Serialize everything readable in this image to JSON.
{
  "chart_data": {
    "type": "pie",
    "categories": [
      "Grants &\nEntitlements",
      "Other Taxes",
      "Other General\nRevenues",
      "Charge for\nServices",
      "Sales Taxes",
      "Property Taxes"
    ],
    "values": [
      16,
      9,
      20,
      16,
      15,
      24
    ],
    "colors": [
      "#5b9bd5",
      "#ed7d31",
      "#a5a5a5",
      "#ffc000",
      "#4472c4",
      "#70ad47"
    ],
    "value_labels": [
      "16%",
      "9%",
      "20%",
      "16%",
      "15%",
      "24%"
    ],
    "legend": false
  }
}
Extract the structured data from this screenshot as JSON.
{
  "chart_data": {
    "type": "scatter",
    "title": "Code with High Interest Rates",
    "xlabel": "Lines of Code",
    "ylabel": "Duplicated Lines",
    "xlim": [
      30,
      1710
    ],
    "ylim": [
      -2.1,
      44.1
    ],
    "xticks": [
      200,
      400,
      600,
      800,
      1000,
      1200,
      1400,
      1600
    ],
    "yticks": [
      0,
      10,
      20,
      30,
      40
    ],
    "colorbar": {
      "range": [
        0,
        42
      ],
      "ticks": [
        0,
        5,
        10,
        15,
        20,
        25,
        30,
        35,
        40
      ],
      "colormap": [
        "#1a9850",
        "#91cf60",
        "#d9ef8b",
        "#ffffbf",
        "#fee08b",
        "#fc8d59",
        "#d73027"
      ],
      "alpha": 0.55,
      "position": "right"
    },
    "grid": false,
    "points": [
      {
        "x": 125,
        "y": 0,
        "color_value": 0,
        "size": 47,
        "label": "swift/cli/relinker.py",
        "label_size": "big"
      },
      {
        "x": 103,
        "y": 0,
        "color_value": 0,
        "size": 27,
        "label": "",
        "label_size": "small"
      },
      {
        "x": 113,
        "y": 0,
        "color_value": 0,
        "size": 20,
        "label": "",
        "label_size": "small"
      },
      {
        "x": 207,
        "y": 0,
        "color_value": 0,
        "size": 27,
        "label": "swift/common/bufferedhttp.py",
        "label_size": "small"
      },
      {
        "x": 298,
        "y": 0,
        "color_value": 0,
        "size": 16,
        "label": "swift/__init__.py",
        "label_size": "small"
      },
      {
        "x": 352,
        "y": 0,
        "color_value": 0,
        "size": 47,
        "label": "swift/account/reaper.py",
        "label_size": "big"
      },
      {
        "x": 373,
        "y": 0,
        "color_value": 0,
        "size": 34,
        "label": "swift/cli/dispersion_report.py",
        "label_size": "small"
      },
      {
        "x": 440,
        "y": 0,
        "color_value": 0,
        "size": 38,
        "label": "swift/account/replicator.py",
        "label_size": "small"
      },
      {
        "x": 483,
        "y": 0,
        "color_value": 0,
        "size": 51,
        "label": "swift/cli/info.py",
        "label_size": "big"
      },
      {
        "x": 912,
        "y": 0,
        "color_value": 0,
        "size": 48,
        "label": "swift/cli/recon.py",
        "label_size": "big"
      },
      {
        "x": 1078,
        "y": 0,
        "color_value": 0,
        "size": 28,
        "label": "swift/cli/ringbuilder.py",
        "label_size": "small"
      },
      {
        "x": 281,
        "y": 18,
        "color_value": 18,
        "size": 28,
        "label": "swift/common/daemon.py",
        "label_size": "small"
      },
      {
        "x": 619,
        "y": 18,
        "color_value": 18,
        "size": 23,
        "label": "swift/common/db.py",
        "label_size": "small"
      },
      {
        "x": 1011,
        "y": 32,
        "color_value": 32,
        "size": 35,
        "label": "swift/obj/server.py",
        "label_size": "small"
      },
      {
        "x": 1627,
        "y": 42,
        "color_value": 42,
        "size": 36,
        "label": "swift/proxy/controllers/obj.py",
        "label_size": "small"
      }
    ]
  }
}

====

§ Problem details:
From the listing above, extract all records word for word.

§ Answer below:
Serialize everything readable in this image to JSON.
{
  "chart_data": {
    "type": "pie",
    "categories": [
      "Grants &\nEntitlements",
      "Other Taxes",
      "Other General\nRevenues",
      "Charge for\nServices",
      "Sales Taxes",
      "Property Taxes"
    ],
    "values": [
      16,
      9,
      20,
      16,
      15,
      24
    ],
    "colors": [
      "#5b9bd5",
      "#ed7d31",
      "#a5a5a5",
      "#ffc000",
      "#4472c4",
      "#70ad47"
    ],
    "value_labels": [
      "16%",
      "9%",
      "20%",
      "16%",
      "15%",
      "24%"
    ],
    "legend": false
  }
}
Extract the structured data from this screenshot as JSON.
{
  "chart_data": {
    "type": "scatter",
    "title": "Code with High Interest Rates",
    "xlabel": "Lines of Code",
    "ylabel": "Duplicated Lines",
    "xlim": [
      30,
      1710
    ],
    "ylim": [
      -2.1,
      44.1
    ],
    "xticks": [
      200,
      400,
      600,
      800,
      1000,
      1200,
      1400,
      1600
    ],
    "yticks": [
      0,
      10,
      20,
      30,
      40
    ],
    "colorbar": {
      "range": [
        0,
        42
      ],
      "ticks": [
        0,
        5,
        10,
        15,
        20,
        25,
        30,
        35,
        40
      ],
      "colormap": [
        "#1a9850",
        "#91cf60",
        "#d9ef8b",
        "#ffffbf",
        "#fee08b",
        "#fc8d59",
        "#d73027"
      ],
      "alpha": 0.55,
      "position": "right"
    },
    "grid": false,
    "points": [
      {
        "x": 125,
        "y": 0,
        "color_value": 0,
        "size": 47,
        "label": "swift/cli/relinker.py",
        "label_size": "big"
      },
      {
        "x": 103,
        "y": 0,
        "color_value": 0,
        "size": 27,
        "label": "",
        "label_size": "small"
      },
      {
        "x": 113,
        "y": 0,
        "color_value": 0,
        "size": 20,
        "label": "",
        "label_size": "small"
      },
      {
        "x": 207,
        "y": 0,
        "color_value": 0,
        "size": 27,
        "label": "swift/common/bufferedhttp.py",
        "label_size": "small"
      },
      {
        "x": 298,
        "y": 0,
        "color_value": 0,
        "size": 16,
        "label": "swift/__init__.py",
        "label_size": "small"
      },
      {
        "x": 352,
        "y": 0,
        "color_value": 0,
        "size": 47,
        "label": "swift/account/reaper.py",
        "label_size": "big"
      },
      {
        "x": 373,
        "y": 0,
        "color_value": 0,
        "size": 34,
        "label": "swift/cli/dispersion_report.py",
        "label_size": "small"
      },
      {
        "x": 440,
        "y": 0,
        "color_value": 0,
        "size": 38,
        "label": "swift/account/replicator.py",
        "label_size": "small"
      },
      {
        "x": 483,
        "y": 0,
        "color_value": 0,
        "size": 51,
        "label": "swift/cli/info.py",
        "label_size": "big"
      },
      {
        "x": 912,
        "y": 0,
        "color_value": 0,
        "size": 48,
        "label": "swift/cli/recon.py",
        "label_size": "big"
      },
      {
        "x": 1078,
        "y": 0,
        "color_value": 0,
        "size": 28,
        "label": "swift/cli/ringbuilder.py",
        "label_size": "small"
      },
      {
        "x": 281,
        "y": 18,
        "color_value": 18,
        "size": 28,
        "label": "swift/common/daemon.py",
        "label_size": "small"
      },
      {
        "x": 619,
        "y": 18,
        "color_value": 18,
        "size": 23,
        "label": "swift/common/db.py",
        "label_size": "small"
      },
      {
        "x": 1011,
        "y": 32,
        "color_value": 32,
        "size": 35,
        "label": "swift/obj/server.py",
        "label_size": "small"
      },
      {
        "x": 1627,
        "y": 42,
        "color_value": 42,
        "size": 36,
        "label": "swift/proxy/controllers/obj.py",
        "label_size": "small"
      }
    ]
  }
}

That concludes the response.